__RECORDS__:
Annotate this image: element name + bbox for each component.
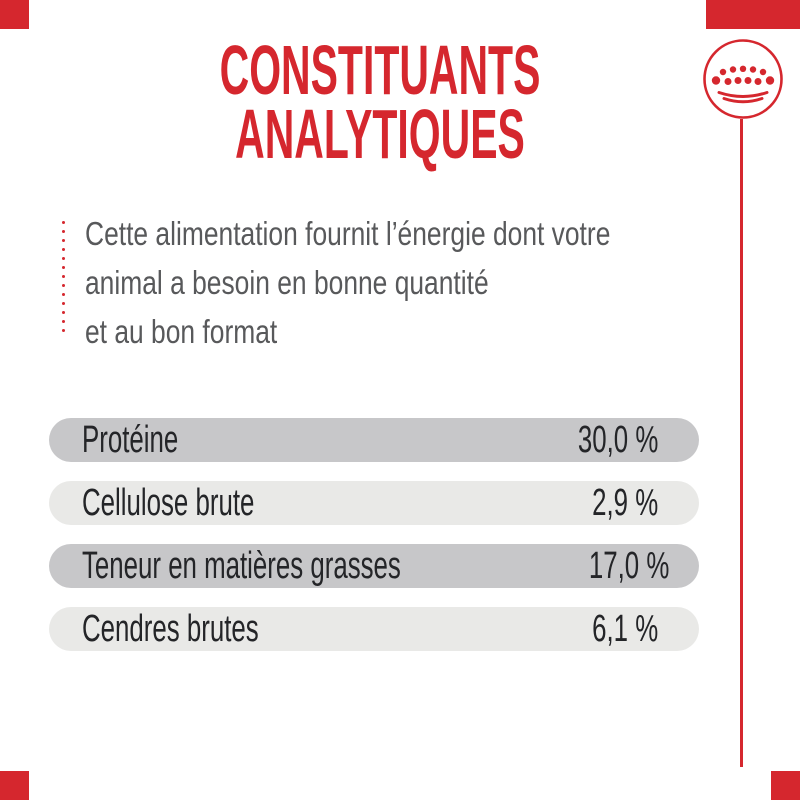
intro-dotted-line: [62, 221, 65, 332]
nutrient-row-fat: Teneur en matières grasses 17,0 %: [49, 544, 699, 588]
corner-mark-top-right: [706, 0, 800, 29]
intro-line-1: Cette alimentation fournit l’énergie don…: [85, 215, 611, 252]
royal-canin-logo: [701, 37, 785, 121]
crown-icon: [703, 39, 783, 119]
nutrient-table: Protéine 30,0 % Cellulose brute 2,9 % Te…: [49, 418, 699, 670]
page-title-line-2: ANALYTIQUES: [235, 95, 525, 173]
corner-mark-bottom-right: [771, 771, 800, 800]
nutrient-value: 17,0 %: [588, 544, 670, 587]
nutrient-value: 6,1 %: [591, 607, 658, 650]
page-title: CONSTITUANTS ANALYTIQUES: [0, 31, 760, 173]
nutrient-label: Cellulose brute: [82, 481, 255, 524]
brand-vertical-line: [740, 119, 743, 767]
nutrient-row-cellulose: Cellulose brute 2,9 %: [49, 481, 699, 525]
corner-mark-bottom-left: [0, 771, 29, 800]
intro-paragraph: Cette alimentation fournit l’énergie don…: [85, 209, 742, 356]
nutrient-row-ash: Cendres brutes 6,1 %: [49, 607, 699, 651]
intro-line-3: et au bon format: [85, 313, 278, 350]
nutrient-label: Protéine: [82, 418, 179, 461]
nutrient-value: 2,9 %: [591, 481, 658, 524]
page-title-line-1: CONSTITUANTS: [219, 31, 541, 109]
nutrient-row-protein: Protéine 30,0 %: [49, 418, 699, 462]
corner-mark-top-left: [0, 0, 29, 29]
nutrient-label: Cendres brutes: [82, 607, 259, 650]
intro-line-2: animal a besoin en bonne quantité: [85, 264, 489, 301]
nutrient-label: Teneur en matières grasses: [82, 544, 401, 587]
nutrient-value: 30,0 %: [577, 418, 658, 461]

__EXERCISE__:
Every line above in which the word "left" is present must be copied into the answer.

__ANSWER TO THE PROBLEM__:
corner-mark-bottom-left: [0, 771, 29, 800]
corner-mark-top-left: [0, 0, 29, 29]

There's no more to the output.